Work to be completed
Gather up the lines that contain "JSON".

begin

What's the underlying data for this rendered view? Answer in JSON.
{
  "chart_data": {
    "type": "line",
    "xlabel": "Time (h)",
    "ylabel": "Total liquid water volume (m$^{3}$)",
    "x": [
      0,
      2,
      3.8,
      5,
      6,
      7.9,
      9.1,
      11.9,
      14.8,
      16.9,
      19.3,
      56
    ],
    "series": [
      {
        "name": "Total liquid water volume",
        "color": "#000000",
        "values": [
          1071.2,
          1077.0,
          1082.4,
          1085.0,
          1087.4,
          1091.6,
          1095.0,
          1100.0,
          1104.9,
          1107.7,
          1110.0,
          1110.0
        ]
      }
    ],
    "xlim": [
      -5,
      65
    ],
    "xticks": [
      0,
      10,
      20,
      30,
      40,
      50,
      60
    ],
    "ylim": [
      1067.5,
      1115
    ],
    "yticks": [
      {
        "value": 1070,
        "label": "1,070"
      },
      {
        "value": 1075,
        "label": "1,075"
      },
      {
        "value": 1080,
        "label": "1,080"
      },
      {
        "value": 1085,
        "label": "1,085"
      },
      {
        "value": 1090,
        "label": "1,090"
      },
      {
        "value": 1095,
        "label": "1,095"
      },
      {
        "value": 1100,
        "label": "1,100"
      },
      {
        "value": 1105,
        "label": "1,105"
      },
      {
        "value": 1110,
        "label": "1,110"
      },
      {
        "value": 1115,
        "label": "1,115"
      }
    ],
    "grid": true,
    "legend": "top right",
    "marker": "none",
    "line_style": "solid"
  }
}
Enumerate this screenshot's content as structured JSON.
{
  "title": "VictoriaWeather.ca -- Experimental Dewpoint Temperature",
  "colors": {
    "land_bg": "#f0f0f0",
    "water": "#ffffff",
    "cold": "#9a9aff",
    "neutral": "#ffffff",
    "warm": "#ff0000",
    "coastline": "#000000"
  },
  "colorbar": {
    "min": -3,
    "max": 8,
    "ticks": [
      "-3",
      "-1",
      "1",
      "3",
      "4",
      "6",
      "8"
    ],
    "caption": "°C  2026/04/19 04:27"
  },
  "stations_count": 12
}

end

Result of this task
What's the underlying data for this rendered view? Answer in JSON.
Enumerate this screenshot's content as structured JSON.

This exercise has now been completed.